Instruction
Return all entries precisely as they stand, without the images.

◆ ◆ ◆ ◆ ◆

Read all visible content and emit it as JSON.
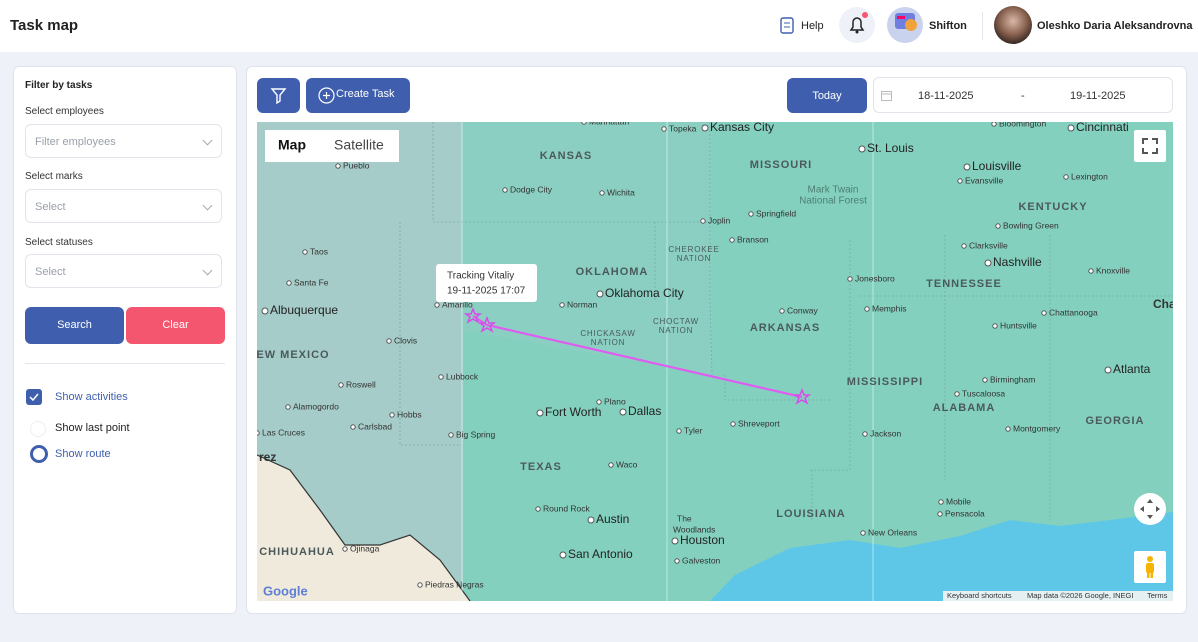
{
  "header": {
    "title": "Task map",
    "help": "Help",
    "company": "Shifton",
    "user": "Oleshko Daria Aleksandrovna"
  },
  "filters": {
    "title": "Filter by tasks",
    "employees_label": "Select employees",
    "employees_placeholder": "Filter employees",
    "marks_label": "Select marks",
    "marks_placeholder": "Select",
    "statuses_label": "Select statuses",
    "statuses_placeholder": "Select",
    "search": "Search",
    "clear": "Clear",
    "show_activities": "Show activities",
    "show_last_point": "Show last point",
    "show_route": "Show route"
  },
  "toolbar": {
    "create_task": "Create Task",
    "today": "Today",
    "date_from": "18-11-2025",
    "date_separator": "-",
    "date_to": "19-11-2025"
  },
  "map": {
    "map_tab": "Map",
    "satellite_tab": "Satellite",
    "tooltip_title": "Tracking Vitaliy",
    "tooltip_time": "19-11-2025 17:07",
    "logo": "Google",
    "keyboard_shortcuts": "Keyboard shortcuts",
    "attribution": "Map data ©2026 Google, INEGI",
    "terms": "Terms",
    "labels": [
      "KANSAS",
      "MISSOURI",
      "OKLAHOMA",
      "ARKANSAS",
      "TENNESSEE",
      "KENTUCKY",
      "MISSISSIPPI",
      "ALABAMA",
      "GEORGIA",
      "TEXAS",
      "LOUISIANA",
      "CHIHUAHUA",
      "EW MEXICO",
      "Manhattan",
      "Topeka",
      "Kansas City",
      "St. Louis",
      "Bloomington",
      "Cincinnati",
      "Pueblo",
      "Dodge City",
      "Wichita",
      "Springfield",
      "Joplin",
      "Louisville",
      "Evansville",
      "Lexington",
      "Mark Twain",
      "National Forest",
      "Bowling Green",
      "Clarksville",
      "Nashville",
      "Knoxville",
      "Taos",
      "Santa Fe",
      "Albuquerque",
      "Amarillo",
      "Oklahoma City",
      "Norman",
      "Conway",
      "Jonesboro",
      "Memphis",
      "Chattanooga",
      "Huntsville",
      "Atlanta",
      "Birmingham",
      "Tuscaloosa",
      "Montgomery",
      "Cha",
      "Clovis",
      "Roswell",
      "Lubbock",
      "Alamogordo",
      "Hobbs",
      "Carlsbad",
      "Las Cruces",
      "Big Spring",
      "Fort Worth",
      "Dallas",
      "Plano",
      "Tyler",
      "Shreveport",
      "Jackson",
      "Waco",
      "Round Rock",
      "Austin",
      "Houston",
      "The",
      "Woodlands",
      "San Antonio",
      "Galveston",
      "New Orleans",
      "Mobile",
      "Pensacola",
      "Ojinaga",
      "Piedras Negras",
      "CHICKASAW",
      "NATION",
      "CHOCTAW",
      "NATION",
      "CHEROKEE",
      "NATION",
      "Branson",
      "rez"
    ]
  }
}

◆ ◆ ◆ ◆ ◆

Finished task
Read all visible content and emit it as JSON.
{
  "header": {
    "title": "Task map",
    "help": "Help",
    "company": "Shifton",
    "user": "Oleshko Daria Aleksandrovna"
  },
  "filters": {
    "title": "Filter by tasks",
    "employees_label": "Select employees",
    "employees_placeholder": "Filter employees",
    "marks_label": "Select marks",
    "marks_placeholder": "Select",
    "statuses_label": "Select statuses",
    "statuses_placeholder": "Select",
    "search": "Search",
    "clear": "Clear",
    "show_activities": "Show activities",
    "show_last_point": "Show last point",
    "show_route": "Show route"
  },
  "toolbar": {
    "create_task": "Create Task",
    "today": "Today",
    "date_from": "18-11-2025",
    "date_separator": "-",
    "date_to": "19-11-2025"
  },
  "map": {
    "map_tab": "Map",
    "satellite_tab": "Satellite",
    "tooltip_title": "Tracking Vitaliy",
    "tooltip_time": "19-11-2025 17:07",
    "logo": "Google",
    "keyboard_shortcuts": "Keyboard shortcuts",
    "attribution": "Map data ©2026 Google, INEGI",
    "terms": "Terms",
    "labels": [
      "KANSAS",
      "MISSOURI",
      "OKLAHOMA",
      "ARKANSAS",
      "TENNESSEE",
      "KENTUCKY",
      "MISSISSIPPI",
      "ALABAMA",
      "GEORGIA",
      "TEXAS",
      "LOUISIANA",
      "CHIHUAHUA",
      "EW MEXICO",
      "Manhattan",
      "Topeka",
      "Kansas City",
      "St. Louis",
      "Bloomington",
      "Cincinnati",
      "Pueblo",
      "Dodge City",
      "Wichita",
      "Springfield",
      "Joplin",
      "Louisville",
      "Evansville",
      "Lexington",
      "Mark Twain",
      "National Forest",
      "Bowling Green",
      "Clarksville",
      "Nashville",
      "Knoxville",
      "Taos",
      "Santa Fe",
      "Albuquerque",
      "Amarillo",
      "Oklahoma City",
      "Norman",
      "Conway",
      "Jonesboro",
      "Memphis",
      "Chattanooga",
      "Huntsville",
      "Atlanta",
      "Birmingham",
      "Tuscaloosa",
      "Montgomery",
      "Cha",
      "Clovis",
      "Roswell",
      "Lubbock",
      "Alamogordo",
      "Hobbs",
      "Carlsbad",
      "Las Cruces",
      "Big Spring",
      "Fort Worth",
      "Dallas",
      "Plano",
      "Tyler",
      "Shreveport",
      "Jackson",
      "Waco",
      "Round Rock",
      "Austin",
      "Houston",
      "The",
      "Woodlands",
      "San Antonio",
      "Galveston",
      "New Orleans",
      "Mobile",
      "Pensacola",
      "Ojinaga",
      "Piedras Negras",
      "CHICKASAW",
      "NATION",
      "CHOCTAW",
      "NATION",
      "CHEROKEE",
      "NATION",
      "Branson",
      "rez"
    ]
  }
}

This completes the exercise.